━━━ Entries ━━━

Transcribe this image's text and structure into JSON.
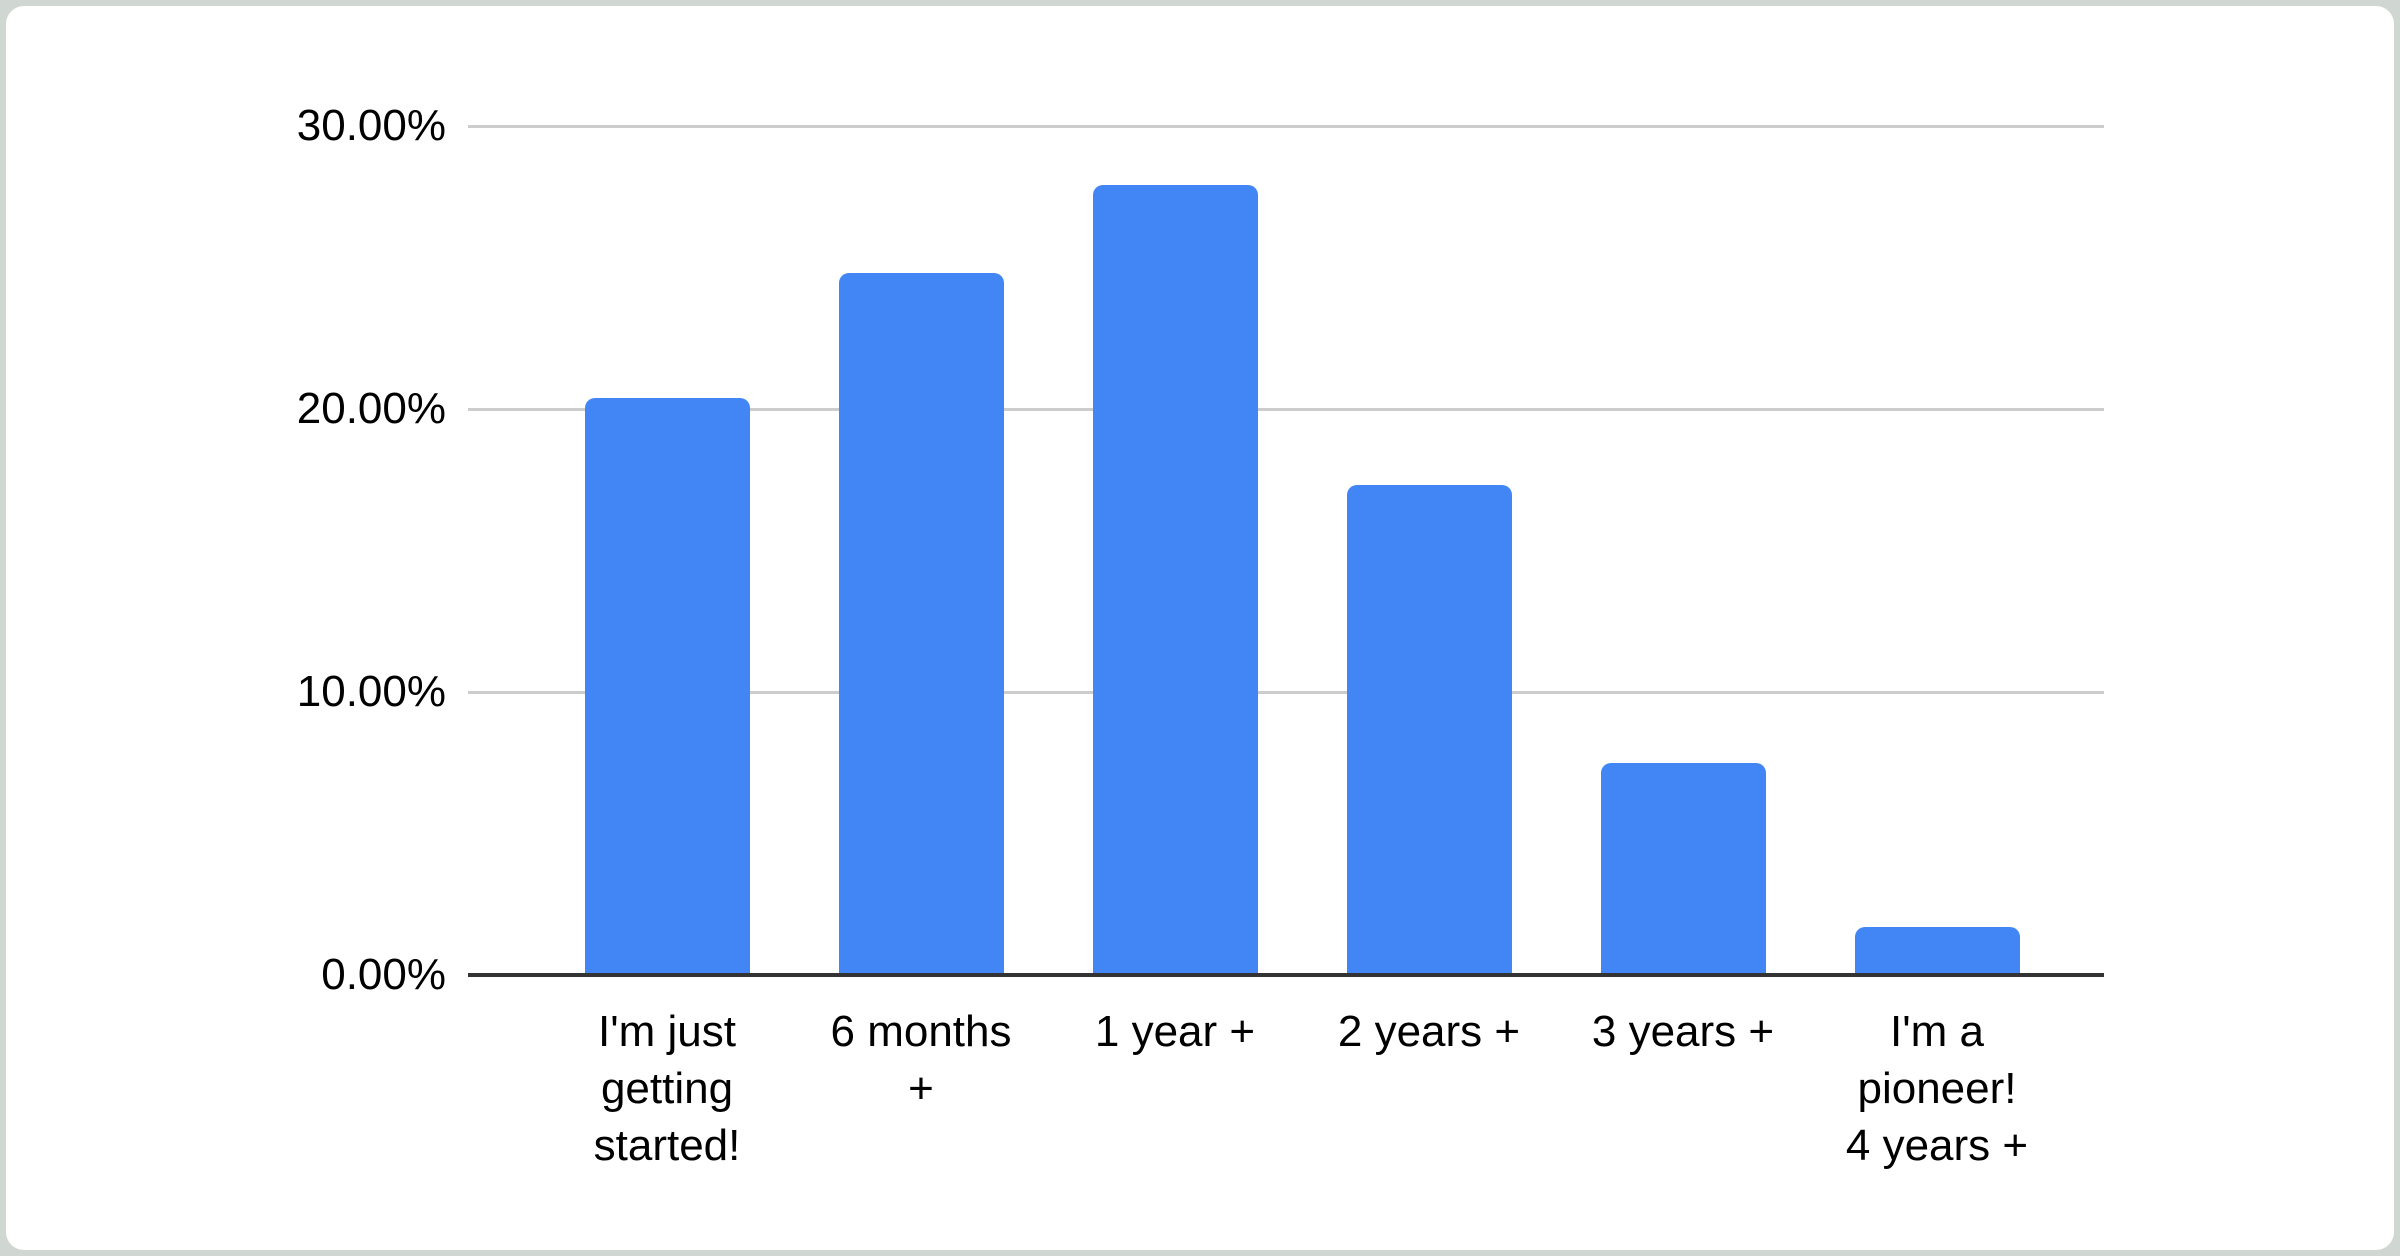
{
  "page": {
    "background_color": "#d0d6d2",
    "card_color": "#ffffff"
  },
  "chart_data": {
    "type": "bar",
    "title": "",
    "xlabel": "",
    "ylabel": "",
    "legend": "none",
    "grid": "horizontal",
    "categories": [
      "I'm just getting started!",
      "6 months +",
      "1 year +",
      "2 years +",
      "3 years +",
      "I'm a pioneer! 4 years +"
    ],
    "category_display_lines": [
      [
        "I'm just",
        "getting",
        "started!"
      ],
      [
        "6 months",
        "+"
      ],
      [
        "1 year +"
      ],
      [
        "2 years +"
      ],
      [
        "3 years +"
      ],
      [
        "I'm a",
        "pioneer!",
        "4 years +"
      ]
    ],
    "values": [
      20.4,
      24.8,
      27.9,
      17.3,
      7.5,
      1.7
    ],
    "unit": "%",
    "ylim": [
      0,
      30
    ],
    "yticks": [
      {
        "label": "30.00%",
        "value": 30
      },
      {
        "label": "20.00%",
        "value": 20
      },
      {
        "label": "10.00%",
        "value": 10
      },
      {
        "label": "0.00%",
        "value": 0
      }
    ],
    "colors": {
      "bar": "#4285f4",
      "gridline": "#cccccc",
      "axis_line": "#333333",
      "label_text": "#000000"
    }
  }
}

━━━

§ **Exercise**: From the data above, copy each line that has the string "years".

§ **Solution**:
      "2 years +",
      "3 years +",
      "I'm a pioneer! 4 years +"
        "2 years +"
        "3 years +"
        "4 years +"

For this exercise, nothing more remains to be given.